• _Required task_: Each record below should be repeated precisely as written.

• _Material to process_:
◇ ◇ ◇
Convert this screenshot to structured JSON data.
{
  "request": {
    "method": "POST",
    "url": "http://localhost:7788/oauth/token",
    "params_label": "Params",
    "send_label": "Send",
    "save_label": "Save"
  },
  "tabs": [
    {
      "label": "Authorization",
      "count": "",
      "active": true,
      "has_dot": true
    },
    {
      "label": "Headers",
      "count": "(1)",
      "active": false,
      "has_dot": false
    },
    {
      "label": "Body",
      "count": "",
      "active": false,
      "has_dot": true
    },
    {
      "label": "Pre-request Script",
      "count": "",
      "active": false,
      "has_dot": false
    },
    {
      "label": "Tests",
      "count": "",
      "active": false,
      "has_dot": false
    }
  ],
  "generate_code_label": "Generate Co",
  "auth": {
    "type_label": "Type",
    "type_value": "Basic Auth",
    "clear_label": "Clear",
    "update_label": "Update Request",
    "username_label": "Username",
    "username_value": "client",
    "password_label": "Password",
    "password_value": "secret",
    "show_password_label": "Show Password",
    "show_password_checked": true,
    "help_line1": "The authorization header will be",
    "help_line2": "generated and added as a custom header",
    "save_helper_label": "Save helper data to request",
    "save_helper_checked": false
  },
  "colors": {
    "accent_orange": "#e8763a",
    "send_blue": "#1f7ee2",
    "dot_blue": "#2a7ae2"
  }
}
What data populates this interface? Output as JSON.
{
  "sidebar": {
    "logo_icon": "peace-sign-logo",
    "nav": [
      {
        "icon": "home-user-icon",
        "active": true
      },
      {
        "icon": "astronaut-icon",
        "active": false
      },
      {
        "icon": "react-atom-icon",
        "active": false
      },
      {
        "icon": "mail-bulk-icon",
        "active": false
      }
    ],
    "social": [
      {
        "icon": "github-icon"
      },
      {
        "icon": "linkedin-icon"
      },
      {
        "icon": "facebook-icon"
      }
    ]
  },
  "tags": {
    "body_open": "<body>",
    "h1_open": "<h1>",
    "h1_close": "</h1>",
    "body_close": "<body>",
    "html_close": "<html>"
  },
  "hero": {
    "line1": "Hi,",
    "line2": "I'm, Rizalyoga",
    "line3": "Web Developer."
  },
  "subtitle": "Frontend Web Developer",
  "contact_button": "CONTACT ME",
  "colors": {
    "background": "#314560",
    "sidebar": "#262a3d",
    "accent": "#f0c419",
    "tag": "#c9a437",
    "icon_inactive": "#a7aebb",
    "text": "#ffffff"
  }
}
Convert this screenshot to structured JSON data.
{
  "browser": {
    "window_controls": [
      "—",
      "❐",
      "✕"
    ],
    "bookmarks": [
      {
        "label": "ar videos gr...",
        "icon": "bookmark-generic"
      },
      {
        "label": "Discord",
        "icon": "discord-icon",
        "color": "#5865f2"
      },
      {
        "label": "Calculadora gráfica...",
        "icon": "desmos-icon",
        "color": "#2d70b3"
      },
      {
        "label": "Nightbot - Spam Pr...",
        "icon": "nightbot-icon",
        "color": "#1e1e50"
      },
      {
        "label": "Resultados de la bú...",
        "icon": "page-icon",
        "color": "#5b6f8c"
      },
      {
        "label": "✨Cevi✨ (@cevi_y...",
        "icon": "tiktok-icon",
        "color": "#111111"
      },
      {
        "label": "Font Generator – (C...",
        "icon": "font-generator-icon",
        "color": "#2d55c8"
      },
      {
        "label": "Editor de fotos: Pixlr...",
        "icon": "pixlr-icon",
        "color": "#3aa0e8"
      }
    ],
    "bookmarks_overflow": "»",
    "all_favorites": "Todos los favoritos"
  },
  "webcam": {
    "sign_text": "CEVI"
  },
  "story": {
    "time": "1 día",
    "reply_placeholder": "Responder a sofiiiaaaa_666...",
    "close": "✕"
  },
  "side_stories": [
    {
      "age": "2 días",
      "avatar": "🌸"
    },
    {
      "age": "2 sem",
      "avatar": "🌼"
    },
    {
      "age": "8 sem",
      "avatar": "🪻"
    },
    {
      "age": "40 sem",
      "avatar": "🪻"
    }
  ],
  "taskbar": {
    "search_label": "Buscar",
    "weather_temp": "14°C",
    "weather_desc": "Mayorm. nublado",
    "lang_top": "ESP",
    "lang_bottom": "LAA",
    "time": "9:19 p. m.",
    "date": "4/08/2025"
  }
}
◇ ◇ ◇
• _Solution to the problem_:
Convert this screenshot to structured JSON data.
{
  "request": {
    "method": "POST",
    "url": "http://localhost:7788/oauth/token",
    "params_label": "Params",
    "send_label": "Send",
    "save_label": "Save"
  },
  "tabs": [
    {
      "label": "Authorization",
      "count": "",
      "active": true,
      "has_dot": true
    },
    {
      "label": "Headers",
      "count": "(1)",
      "active": false,
      "has_dot": false
    },
    {
      "label": "Body",
      "count": "",
      "active": false,
      "has_dot": true
    },
    {
      "label": "Pre-request Script",
      "count": "",
      "active": false,
      "has_dot": false
    },
    {
      "label": "Tests",
      "count": "",
      "active": false,
      "has_dot": false
    }
  ],
  "generate_code_label": "Generate Co",
  "auth": {
    "type_label": "Type",
    "type_value": "Basic Auth",
    "clear_label": "Clear",
    "update_label": "Update Request",
    "username_label": "Username",
    "username_value": "client",
    "password_label": "Password",
    "password_value": "secret",
    "show_password_label": "Show Password",
    "show_password_checked": true,
    "help_line1": "The authorization header will be",
    "help_line2": "generated and added as a custom header",
    "save_helper_label": "Save helper data to request",
    "save_helper_checked": false
  },
  "colors": {
    "accent_orange": "#e8763a",
    "send_blue": "#1f7ee2",
    "dot_blue": "#2a7ae2"
  }
}
What data populates this interface? Output as JSON.
{
  "sidebar": {
    "logo_icon": "peace-sign-logo",
    "nav": [
      {
        "icon": "home-user-icon",
        "active": true
      },
      {
        "icon": "astronaut-icon",
        "active": false
      },
      {
        "icon": "react-atom-icon",
        "active": false
      },
      {
        "icon": "mail-bulk-icon",
        "active": false
      }
    ],
    "social": [
      {
        "icon": "github-icon"
      },
      {
        "icon": "linkedin-icon"
      },
      {
        "icon": "facebook-icon"
      }
    ]
  },
  "tags": {
    "body_open": "<body>",
    "h1_open": "<h1>",
    "h1_close": "</h1>",
    "body_close": "<body>",
    "html_close": "<html>"
  },
  "hero": {
    "line1": "Hi,",
    "line2": "I'm, Rizalyoga",
    "line3": "Web Developer."
  },
  "subtitle": "Frontend Web Developer",
  "contact_button": "CONTACT ME",
  "colors": {
    "background": "#314560",
    "sidebar": "#262a3d",
    "accent": "#f0c419",
    "tag": "#c9a437",
    "icon_inactive": "#a7aebb",
    "text": "#ffffff"
  }
}
Convert this screenshot to structured JSON data.
{
  "browser": {
    "window_controls": [
      "—",
      "❐",
      "✕"
    ],
    "bookmarks": [
      {
        "label": "ar videos gr...",
        "icon": "bookmark-generic"
      },
      {
        "label": "Discord",
        "icon": "discord-icon",
        "color": "#5865f2"
      },
      {
        "label": "Calculadora gráfica...",
        "icon": "desmos-icon",
        "color": "#2d70b3"
      },
      {
        "label": "Nightbot - Spam Pr...",
        "icon": "nightbot-icon",
        "color": "#1e1e50"
      },
      {
        "label": "Resultados de la bú...",
        "icon": "page-icon",
        "color": "#5b6f8c"
      },
      {
        "label": "✨Cevi✨ (@cevi_y...",
        "icon": "tiktok-icon",
        "color": "#111111"
      },
      {
        "label": "Font Generator – (C...",
        "icon": "font-generator-icon",
        "color": "#2d55c8"
      },
      {
        "label": "Editor de fotos: Pixlr...",
        "icon": "pixlr-icon",
        "color": "#3aa0e8"
      }
    ],
    "bookmarks_overflow": "»",
    "all_favorites": "Todos los favoritos"
  },
  "webcam": {
    "sign_text": "CEVI"
  },
  "story": {
    "time": "1 día",
    "reply_placeholder": "Responder a sofiiiaaaa_666...",
    "close": "✕"
  },
  "side_stories": [
    {
      "age": "2 días",
      "avatar": "🌸"
    },
    {
      "age": "2 sem",
      "avatar": "🌼"
    },
    {
      "age": "8 sem",
      "avatar": "🪻"
    },
    {
      "age": "40 sem",
      "avatar": "🪻"
    }
  ],
  "taskbar": {
    "search_label": "Buscar",
    "weather_temp": "14°C",
    "weather_desc": "Mayorm. nublado",
    "lang_top": "ESP",
    "lang_bottom": "LAA",
    "time": "9:19 p. m.",
    "date": "4/08/2025"
  }
}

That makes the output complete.